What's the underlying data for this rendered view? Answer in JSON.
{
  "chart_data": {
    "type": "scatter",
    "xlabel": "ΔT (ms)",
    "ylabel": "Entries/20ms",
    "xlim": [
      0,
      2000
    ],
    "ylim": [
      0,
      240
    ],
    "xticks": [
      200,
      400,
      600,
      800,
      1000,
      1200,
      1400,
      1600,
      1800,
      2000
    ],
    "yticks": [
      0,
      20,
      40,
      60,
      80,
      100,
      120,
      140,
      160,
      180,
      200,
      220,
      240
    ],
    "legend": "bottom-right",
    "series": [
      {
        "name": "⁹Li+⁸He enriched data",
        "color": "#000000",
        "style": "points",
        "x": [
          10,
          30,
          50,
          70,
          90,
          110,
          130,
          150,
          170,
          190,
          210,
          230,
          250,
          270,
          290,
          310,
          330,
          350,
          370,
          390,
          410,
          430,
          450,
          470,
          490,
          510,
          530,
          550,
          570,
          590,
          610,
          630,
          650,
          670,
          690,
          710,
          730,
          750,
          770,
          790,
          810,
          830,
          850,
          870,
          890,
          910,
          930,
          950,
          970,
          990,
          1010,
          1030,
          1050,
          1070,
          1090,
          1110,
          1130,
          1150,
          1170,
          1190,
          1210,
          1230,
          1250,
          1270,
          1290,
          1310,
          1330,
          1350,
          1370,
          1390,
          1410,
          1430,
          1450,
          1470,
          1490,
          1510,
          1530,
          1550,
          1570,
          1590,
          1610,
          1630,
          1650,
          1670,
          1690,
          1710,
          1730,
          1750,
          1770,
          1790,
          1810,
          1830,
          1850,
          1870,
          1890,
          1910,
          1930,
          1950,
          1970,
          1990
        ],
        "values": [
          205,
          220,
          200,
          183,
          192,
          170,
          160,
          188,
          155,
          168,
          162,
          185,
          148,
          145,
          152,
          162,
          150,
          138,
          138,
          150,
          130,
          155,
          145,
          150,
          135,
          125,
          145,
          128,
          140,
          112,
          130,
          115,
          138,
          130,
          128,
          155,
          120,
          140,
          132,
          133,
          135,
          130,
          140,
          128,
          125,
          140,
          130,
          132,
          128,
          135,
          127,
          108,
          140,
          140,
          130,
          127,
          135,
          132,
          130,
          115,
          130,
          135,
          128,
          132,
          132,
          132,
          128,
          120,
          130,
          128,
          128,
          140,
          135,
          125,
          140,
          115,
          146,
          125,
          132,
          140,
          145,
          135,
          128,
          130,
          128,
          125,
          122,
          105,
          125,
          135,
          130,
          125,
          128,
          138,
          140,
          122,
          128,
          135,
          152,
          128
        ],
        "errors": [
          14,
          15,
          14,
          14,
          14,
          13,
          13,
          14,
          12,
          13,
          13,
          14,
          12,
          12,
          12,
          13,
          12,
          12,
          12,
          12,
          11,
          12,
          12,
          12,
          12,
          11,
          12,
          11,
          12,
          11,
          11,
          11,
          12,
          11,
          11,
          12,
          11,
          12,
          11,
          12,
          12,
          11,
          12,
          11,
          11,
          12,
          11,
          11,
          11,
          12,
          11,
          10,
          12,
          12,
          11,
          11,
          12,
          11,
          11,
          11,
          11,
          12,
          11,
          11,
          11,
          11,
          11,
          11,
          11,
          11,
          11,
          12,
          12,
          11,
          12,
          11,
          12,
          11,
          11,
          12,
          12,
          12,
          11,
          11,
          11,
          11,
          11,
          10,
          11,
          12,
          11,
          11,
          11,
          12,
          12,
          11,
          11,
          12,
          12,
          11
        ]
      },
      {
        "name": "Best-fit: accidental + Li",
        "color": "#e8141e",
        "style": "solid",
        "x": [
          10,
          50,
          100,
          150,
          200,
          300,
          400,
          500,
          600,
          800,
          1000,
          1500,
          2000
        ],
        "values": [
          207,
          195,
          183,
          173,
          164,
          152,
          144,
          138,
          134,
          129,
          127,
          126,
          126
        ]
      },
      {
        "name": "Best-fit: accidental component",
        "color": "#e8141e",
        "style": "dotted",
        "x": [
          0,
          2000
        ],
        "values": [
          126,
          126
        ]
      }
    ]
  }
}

* [Short task]
Write out all the lines again, exactly as they are.

* [Exercise response]
What's the underlying data for this rendered view? Answer in JSON.
{
  "chart_data": {
    "type": "scatter",
    "xlabel": "ΔT (ms)",
    "ylabel": "Entries/20ms",
    "xlim": [
      0,
      2000
    ],
    "ylim": [
      0,
      240
    ],
    "xticks": [
      200,
      400,
      600,
      800,
      1000,
      1200,
      1400,
      1600,
      1800,
      2000
    ],
    "yticks": [
      0,
      20,
      40,
      60,
      80,
      100,
      120,
      140,
      160,
      180,
      200,
      220,
      240
    ],
    "legend": "bottom-right",
    "series": [
      {
        "name": "⁹Li+⁸He enriched data",
        "color": "#000000",
        "style": "points",
        "x": [
          10,
          30,
          50,
          70,
          90,
          110,
          130,
          150,
          170,
          190,
          210,
          230,
          250,
          270,
          290,
          310,
          330,
          350,
          370,
          390,
          410,
          430,
          450,
          470,
          490,
          510,
          530,
          550,
          570,
          590,
          610,
          630,
          650,
          670,
          690,
          710,
          730,
          750,
          770,
          790,
          810,
          830,
          850,
          870,
          890,
          910,
          930,
          950,
          970,
          990,
          1010,
          1030,
          1050,
          1070,
          1090,
          1110,
          1130,
          1150,
          1170,
          1190,
          1210,
          1230,
          1250,
          1270,
          1290,
          1310,
          1330,
          1350,
          1370,
          1390,
          1410,
          1430,
          1450,
          1470,
          1490,
          1510,
          1530,
          1550,
          1570,
          1590,
          1610,
          1630,
          1650,
          1670,
          1690,
          1710,
          1730,
          1750,
          1770,
          1790,
          1810,
          1830,
          1850,
          1870,
          1890,
          1910,
          1930,
          1950,
          1970,
          1990
        ],
        "values": [
          205,
          220,
          200,
          183,
          192,
          170,
          160,
          188,
          155,
          168,
          162,
          185,
          148,
          145,
          152,
          162,
          150,
          138,
          138,
          150,
          130,
          155,
          145,
          150,
          135,
          125,
          145,
          128,
          140,
          112,
          130,
          115,
          138,
          130,
          128,
          155,
          120,
          140,
          132,
          133,
          135,
          130,
          140,
          128,
          125,
          140,
          130,
          132,
          128,
          135,
          127,
          108,
          140,
          140,
          130,
          127,
          135,
          132,
          130,
          115,
          130,
          135,
          128,
          132,
          132,
          132,
          128,
          120,
          130,
          128,
          128,
          140,
          135,
          125,
          140,
          115,
          146,
          125,
          132,
          140,
          145,
          135,
          128,
          130,
          128,
          125,
          122,
          105,
          125,
          135,
          130,
          125,
          128,
          138,
          140,
          122,
          128,
          135,
          152,
          128
        ],
        "errors": [
          14,
          15,
          14,
          14,
          14,
          13,
          13,
          14,
          12,
          13,
          13,
          14,
          12,
          12,
          12,
          13,
          12,
          12,
          12,
          12,
          11,
          12,
          12,
          12,
          12,
          11,
          12,
          11,
          12,
          11,
          11,
          11,
          12,
          11,
          11,
          12,
          11,
          12,
          11,
          12,
          12,
          11,
          12,
          11,
          11,
          12,
          11,
          11,
          11,
          12,
          11,
          10,
          12,
          12,
          11,
          11,
          12,
          11,
          11,
          11,
          11,
          12,
          11,
          11,
          11,
          11,
          11,
          11,
          11,
          11,
          11,
          12,
          12,
          11,
          12,
          11,
          12,
          11,
          11,
          12,
          12,
          12,
          11,
          11,
          11,
          11,
          11,
          10,
          11,
          12,
          11,
          11,
          11,
          12,
          12,
          11,
          11,
          12,
          12,
          11
        ]
      },
      {
        "name": "Best-fit: accidental + Li",
        "color": "#e8141e",
        "style": "solid",
        "x": [
          10,
          50,
          100,
          150,
          200,
          300,
          400,
          500,
          600,
          800,
          1000,
          1500,
          2000
        ],
        "values": [
          207,
          195,
          183,
          173,
          164,
          152,
          144,
          138,
          134,
          129,
          127,
          126,
          126
        ]
      },
      {
        "name": "Best-fit: accidental component",
        "color": "#e8141e",
        "style": "dotted",
        "x": [
          0,
          2000
        ],
        "values": [
          126,
          126
        ]
      }
    ]
  }
}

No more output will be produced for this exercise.